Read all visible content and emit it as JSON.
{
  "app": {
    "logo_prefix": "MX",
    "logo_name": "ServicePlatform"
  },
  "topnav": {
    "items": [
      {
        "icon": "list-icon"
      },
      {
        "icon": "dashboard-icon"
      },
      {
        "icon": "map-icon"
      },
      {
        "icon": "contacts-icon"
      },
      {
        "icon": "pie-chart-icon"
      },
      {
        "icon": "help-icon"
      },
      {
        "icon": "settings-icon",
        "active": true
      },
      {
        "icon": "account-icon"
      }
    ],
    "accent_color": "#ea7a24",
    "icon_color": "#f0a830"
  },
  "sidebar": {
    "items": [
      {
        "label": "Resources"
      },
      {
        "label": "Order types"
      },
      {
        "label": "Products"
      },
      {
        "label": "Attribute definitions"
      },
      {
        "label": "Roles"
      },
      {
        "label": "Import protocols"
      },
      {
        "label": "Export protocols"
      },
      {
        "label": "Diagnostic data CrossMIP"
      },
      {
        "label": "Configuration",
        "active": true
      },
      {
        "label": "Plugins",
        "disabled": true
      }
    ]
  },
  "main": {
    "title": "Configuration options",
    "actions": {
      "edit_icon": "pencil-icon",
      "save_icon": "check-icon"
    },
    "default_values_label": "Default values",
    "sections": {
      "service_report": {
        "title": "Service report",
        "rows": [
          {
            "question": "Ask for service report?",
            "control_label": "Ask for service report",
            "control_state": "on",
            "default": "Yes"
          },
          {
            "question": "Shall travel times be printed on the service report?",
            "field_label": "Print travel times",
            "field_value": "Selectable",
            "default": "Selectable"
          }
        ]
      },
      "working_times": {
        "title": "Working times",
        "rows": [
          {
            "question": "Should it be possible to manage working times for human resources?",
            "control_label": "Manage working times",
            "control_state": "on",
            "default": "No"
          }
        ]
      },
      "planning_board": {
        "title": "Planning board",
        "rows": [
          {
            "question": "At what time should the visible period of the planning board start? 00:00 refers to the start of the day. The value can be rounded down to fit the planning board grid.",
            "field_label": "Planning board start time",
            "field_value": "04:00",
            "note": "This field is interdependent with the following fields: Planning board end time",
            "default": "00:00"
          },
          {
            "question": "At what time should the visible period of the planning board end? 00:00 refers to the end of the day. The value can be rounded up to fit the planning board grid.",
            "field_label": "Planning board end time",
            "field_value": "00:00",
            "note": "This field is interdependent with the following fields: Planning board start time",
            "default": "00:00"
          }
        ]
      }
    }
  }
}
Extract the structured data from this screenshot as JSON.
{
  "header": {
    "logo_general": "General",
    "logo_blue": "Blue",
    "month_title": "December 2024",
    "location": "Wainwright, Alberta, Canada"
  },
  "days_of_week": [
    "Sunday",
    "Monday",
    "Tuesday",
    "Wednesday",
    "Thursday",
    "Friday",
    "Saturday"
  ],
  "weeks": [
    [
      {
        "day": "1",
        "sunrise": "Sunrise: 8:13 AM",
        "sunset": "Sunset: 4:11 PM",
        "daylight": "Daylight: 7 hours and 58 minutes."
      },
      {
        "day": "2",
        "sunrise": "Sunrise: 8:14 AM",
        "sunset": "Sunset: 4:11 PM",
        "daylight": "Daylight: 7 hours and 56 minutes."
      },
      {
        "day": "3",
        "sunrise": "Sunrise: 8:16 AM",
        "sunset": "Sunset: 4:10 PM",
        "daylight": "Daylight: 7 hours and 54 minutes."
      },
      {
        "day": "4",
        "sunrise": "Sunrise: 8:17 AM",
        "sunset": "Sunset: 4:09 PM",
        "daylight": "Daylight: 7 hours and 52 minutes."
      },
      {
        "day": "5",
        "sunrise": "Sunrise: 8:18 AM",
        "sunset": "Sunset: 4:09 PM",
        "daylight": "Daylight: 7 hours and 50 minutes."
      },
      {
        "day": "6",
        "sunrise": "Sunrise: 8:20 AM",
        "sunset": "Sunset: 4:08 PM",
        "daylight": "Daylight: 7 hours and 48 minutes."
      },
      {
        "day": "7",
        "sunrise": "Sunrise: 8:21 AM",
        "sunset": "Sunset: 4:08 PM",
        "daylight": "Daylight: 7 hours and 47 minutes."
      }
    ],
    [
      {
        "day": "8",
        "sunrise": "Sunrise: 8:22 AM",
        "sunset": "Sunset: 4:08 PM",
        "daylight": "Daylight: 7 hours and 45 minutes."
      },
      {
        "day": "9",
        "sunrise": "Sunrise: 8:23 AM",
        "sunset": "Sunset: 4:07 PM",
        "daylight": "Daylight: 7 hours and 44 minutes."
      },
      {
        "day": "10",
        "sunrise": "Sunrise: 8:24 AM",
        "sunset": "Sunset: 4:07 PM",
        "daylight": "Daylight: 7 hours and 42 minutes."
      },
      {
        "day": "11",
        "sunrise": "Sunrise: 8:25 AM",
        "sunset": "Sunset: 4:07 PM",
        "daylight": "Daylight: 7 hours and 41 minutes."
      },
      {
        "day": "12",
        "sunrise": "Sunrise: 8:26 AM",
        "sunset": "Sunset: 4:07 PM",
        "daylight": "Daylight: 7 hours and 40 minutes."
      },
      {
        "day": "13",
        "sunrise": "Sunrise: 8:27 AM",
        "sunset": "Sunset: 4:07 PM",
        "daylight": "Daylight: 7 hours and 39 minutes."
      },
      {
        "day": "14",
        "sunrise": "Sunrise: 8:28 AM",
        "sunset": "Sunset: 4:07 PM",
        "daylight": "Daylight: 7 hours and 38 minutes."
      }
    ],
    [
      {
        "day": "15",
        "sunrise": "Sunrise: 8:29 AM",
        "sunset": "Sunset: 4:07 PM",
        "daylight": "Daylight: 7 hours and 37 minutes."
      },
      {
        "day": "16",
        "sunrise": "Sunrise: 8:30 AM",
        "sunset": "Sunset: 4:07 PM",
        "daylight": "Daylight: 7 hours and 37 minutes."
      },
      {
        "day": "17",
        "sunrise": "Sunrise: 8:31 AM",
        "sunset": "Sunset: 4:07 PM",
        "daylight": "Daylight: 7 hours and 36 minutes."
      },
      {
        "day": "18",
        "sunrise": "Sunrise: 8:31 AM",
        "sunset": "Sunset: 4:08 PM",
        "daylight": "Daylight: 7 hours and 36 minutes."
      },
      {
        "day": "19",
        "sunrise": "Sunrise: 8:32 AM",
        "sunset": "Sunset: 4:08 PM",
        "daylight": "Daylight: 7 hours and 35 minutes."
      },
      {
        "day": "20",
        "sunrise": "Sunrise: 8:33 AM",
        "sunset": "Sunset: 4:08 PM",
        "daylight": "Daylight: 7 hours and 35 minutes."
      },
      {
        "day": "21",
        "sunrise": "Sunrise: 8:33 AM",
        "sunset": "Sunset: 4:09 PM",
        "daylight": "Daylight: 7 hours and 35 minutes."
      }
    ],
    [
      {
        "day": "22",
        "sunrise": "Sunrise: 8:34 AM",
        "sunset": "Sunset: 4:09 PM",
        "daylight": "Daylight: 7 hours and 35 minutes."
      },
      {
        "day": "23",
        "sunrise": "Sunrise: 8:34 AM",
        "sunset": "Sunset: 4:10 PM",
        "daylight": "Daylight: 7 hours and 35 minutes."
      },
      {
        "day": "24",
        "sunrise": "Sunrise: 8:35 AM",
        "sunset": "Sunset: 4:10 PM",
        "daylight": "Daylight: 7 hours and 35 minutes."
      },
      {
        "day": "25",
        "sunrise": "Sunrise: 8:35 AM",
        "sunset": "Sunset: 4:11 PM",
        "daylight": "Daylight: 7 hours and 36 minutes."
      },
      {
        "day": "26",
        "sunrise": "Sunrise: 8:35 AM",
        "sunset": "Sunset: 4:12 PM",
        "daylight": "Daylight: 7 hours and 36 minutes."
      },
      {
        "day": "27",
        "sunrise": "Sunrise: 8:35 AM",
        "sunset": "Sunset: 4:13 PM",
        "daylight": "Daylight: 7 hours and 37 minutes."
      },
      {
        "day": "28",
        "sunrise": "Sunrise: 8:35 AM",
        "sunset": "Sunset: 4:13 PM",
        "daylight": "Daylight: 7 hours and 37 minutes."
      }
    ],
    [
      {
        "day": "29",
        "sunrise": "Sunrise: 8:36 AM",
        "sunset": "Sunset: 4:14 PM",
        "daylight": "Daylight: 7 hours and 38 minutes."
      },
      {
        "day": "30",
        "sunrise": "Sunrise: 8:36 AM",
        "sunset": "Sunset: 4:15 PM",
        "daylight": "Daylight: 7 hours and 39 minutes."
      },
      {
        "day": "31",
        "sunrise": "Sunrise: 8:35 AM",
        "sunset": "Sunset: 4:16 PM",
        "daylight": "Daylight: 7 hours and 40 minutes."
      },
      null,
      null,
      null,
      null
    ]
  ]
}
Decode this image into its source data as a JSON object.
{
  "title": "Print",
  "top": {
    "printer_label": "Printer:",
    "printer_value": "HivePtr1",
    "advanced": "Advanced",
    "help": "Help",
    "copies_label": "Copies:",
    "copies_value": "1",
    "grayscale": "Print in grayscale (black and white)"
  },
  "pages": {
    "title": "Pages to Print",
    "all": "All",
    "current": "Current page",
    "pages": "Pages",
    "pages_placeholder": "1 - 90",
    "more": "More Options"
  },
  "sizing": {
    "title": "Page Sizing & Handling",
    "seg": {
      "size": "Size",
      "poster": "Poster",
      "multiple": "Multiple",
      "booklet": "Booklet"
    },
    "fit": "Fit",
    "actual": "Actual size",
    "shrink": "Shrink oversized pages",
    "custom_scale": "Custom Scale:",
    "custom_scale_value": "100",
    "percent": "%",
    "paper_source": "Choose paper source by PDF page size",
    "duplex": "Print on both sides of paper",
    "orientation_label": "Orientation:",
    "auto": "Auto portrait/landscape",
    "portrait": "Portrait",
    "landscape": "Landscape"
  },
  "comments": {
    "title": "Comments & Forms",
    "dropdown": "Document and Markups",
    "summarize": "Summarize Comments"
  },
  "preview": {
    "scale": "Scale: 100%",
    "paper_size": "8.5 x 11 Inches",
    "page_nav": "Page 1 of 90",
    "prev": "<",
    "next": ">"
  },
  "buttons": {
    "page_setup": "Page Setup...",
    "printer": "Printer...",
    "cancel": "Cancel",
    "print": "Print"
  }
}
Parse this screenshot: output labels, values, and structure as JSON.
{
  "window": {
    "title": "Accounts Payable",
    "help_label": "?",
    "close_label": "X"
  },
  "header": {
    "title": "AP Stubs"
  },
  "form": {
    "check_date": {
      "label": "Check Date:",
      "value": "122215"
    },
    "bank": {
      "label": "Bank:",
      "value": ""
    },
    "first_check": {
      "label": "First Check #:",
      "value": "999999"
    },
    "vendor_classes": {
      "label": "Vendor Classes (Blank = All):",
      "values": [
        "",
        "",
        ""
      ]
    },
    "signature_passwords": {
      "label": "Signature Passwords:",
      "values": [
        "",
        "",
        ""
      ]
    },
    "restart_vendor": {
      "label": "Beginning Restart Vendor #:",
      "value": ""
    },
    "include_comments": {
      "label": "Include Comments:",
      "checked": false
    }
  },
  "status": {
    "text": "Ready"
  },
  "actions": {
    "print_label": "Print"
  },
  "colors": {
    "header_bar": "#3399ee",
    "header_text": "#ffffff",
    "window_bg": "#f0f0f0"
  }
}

++++++++

TASK DETAILS »
Only the number is wanted: how many lines in the preceding entries hold the string "period"?

SOLUTION FOR THIS TASK »
2